AIM:
Repeat the listing exactly as given, omitting every image.

INPUT FOR THIS TASK:
-- Begin --

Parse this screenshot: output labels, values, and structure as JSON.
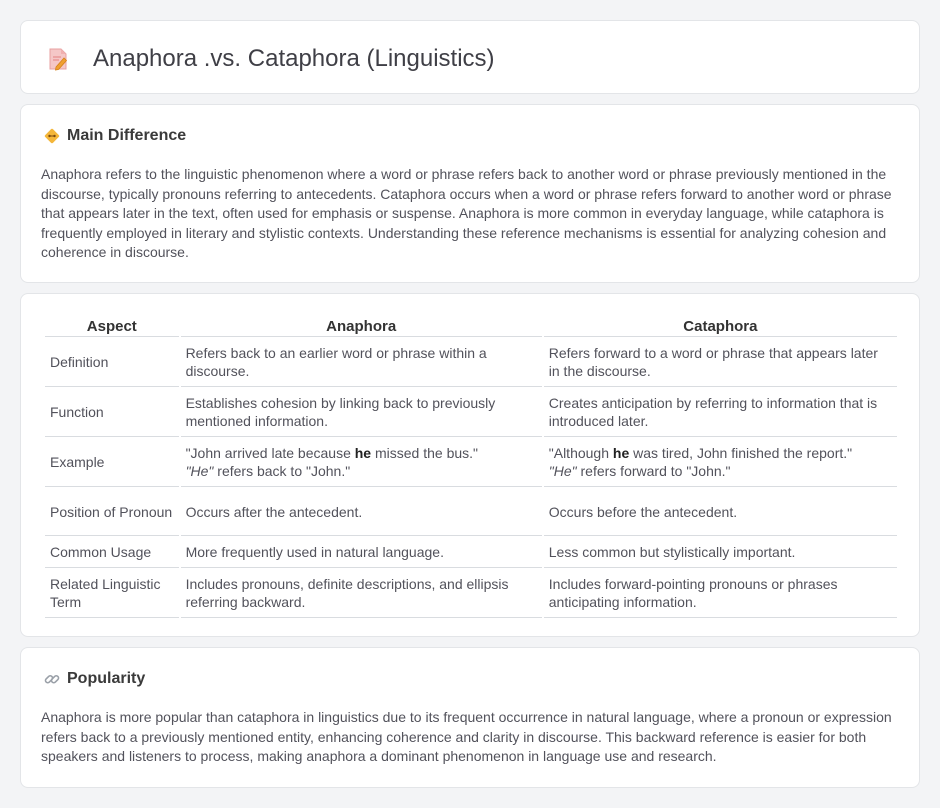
{
  "header": {
    "title": "Anaphora .vs. Cataphora (Linguistics)",
    "icon": "document-edit-icon"
  },
  "main_difference": {
    "title": "Main Difference",
    "icon": "diamond-warning-icon",
    "text": "Anaphora refers to the linguistic phenomenon where a word or phrase refers back to another word or phrase previously mentioned in the discourse, typically pronouns referring to antecedents. Cataphora occurs when a word or phrase refers forward to another word or phrase that appears later in the text, often used for emphasis or suspense. Anaphora is more common in everyday language, while cataphora is frequently employed in literary and stylistic contexts. Understanding these reference mechanisms is essential for analyzing cohesion and coherence in discourse."
  },
  "comparison": {
    "headers": [
      "Aspect",
      "Anaphora",
      "Cataphora"
    ],
    "rows": [
      {
        "aspect": "Definition",
        "anaphora": "Refers back to an earlier word or phrase within a discourse.",
        "cataphora": "Refers forward to a word or phrase that appears later in the discourse."
      },
      {
        "aspect": "Function",
        "anaphora": "Establishes cohesion by linking back to previously mentioned information.",
        "cataphora": "Creates anticipation by referring to information that is introduced later."
      },
      {
        "aspect": "Example",
        "anaphora_example": {
          "pre": "\"John arrived late because ",
          "bold": "he",
          "post": " missed the bus.\"",
          "em": "\"He\"",
          "note": " refers back to \"John.\""
        },
        "cataphora_example": {
          "pre": "\"Although ",
          "bold": "he",
          "post": " was tired, John finished the report.\"",
          "em": "\"He\"",
          "note": " refers forward to \"John.\""
        }
      },
      {
        "aspect": "Position of Pronoun",
        "anaphora": "Occurs after the antecedent.",
        "cataphora": "Occurs before the antecedent."
      },
      {
        "aspect": "Common Usage",
        "anaphora": "More frequently used in natural language.",
        "cataphora": "Less common but stylistically important."
      },
      {
        "aspect": "Related Linguistic Term",
        "anaphora": "Includes pronouns, definite descriptions, and ellipsis referring backward.",
        "cataphora": "Includes forward-pointing pronouns or phrases anticipating information."
      }
    ]
  },
  "popularity": {
    "title": "Popularity",
    "icon": "link-icon",
    "text": "Anaphora is more popular than cataphora in linguistics due to its frequent occurrence in natural language, where a pronoun or expression refers back to a previously mentioned entity, enhancing coherence and clarity in discourse. This backward reference is easier for both speakers and listeners to process, making anaphora a dominant phenomenon in language use and research."
  }
}
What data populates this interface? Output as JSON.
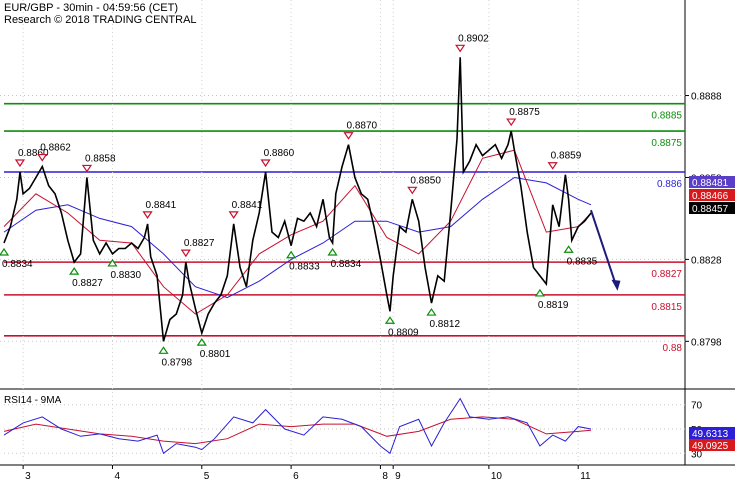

-- End --

OUTPUT BELOW:
Parse this screenshot: output labels, values, and structure as JSON.
{
  "header": {
    "title": "Anaphora .vs. Cataphora (Linguistics)",
    "icon": "document-edit-icon"
  },
  "main_difference": {
    "title": "Main Difference",
    "icon": "diamond-warning-icon",
    "text": "Anaphora refers to the linguistic phenomenon where a word or phrase refers back to another word or phrase previously mentioned in the discourse, typically pronouns referring to antecedents. Cataphora occurs when a word or phrase refers forward to another word or phrase that appears later in the text, often used for emphasis or suspense. Anaphora is more common in everyday language, while cataphora is frequently employed in literary and stylistic contexts. Understanding these reference mechanisms is essential for analyzing cohesion and coherence in discourse."
  },
  "comparison": {
    "headers": [
      "Aspect",
      "Anaphora",
      "Cataphora"
    ],
    "rows": [
      {
        "aspect": "Definition",
        "anaphora": "Refers back to an earlier word or phrase within a discourse.",
        "cataphora": "Refers forward to a word or phrase that appears later in the discourse."
      },
      {
        "aspect": "Function",
        "anaphora": "Establishes cohesion by linking back to previously mentioned information.",
        "cataphora": "Creates anticipation by referring to information that is introduced later."
      },
      {
        "aspect": "Example",
        "anaphora_example": {
          "pre": "\"John arrived late because ",
          "bold": "he",
          "post": " missed the bus.\"",
          "em": "\"He\"",
          "note": " refers back to \"John.\""
        },
        "cataphora_example": {
          "pre": "\"Although ",
          "bold": "he",
          "post": " was tired, John finished the report.\"",
          "em": "\"He\"",
          "note": " refers forward to \"John.\""
        }
      },
      {
        "aspect": "Position of Pronoun",
        "anaphora": "Occurs after the antecedent.",
        "cataphora": "Occurs before the antecedent."
      },
      {
        "aspect": "Common Usage",
        "anaphora": "More frequently used in natural language.",
        "cataphora": "Less common but stylistically important."
      },
      {
        "aspect": "Related Linguistic Term",
        "anaphora": "Includes pronouns, definite descriptions, and ellipsis referring backward.",
        "cataphora": "Includes forward-pointing pronouns or phrases anticipating information."
      }
    ]
  },
  "popularity": {
    "title": "Popularity",
    "icon": "link-icon",
    "text": "Anaphora is more popular than cataphora in linguistics due to its frequent occurrence in natural language, where a pronoun or expression refers back to a previously mentioned entity, enhancing coherence and clarity in discourse. This backward reference is easier for both speakers and listeners to process, making anaphora a dominant phenomenon in language use and research."
  }
}
What data populates this interface? Output as JSON.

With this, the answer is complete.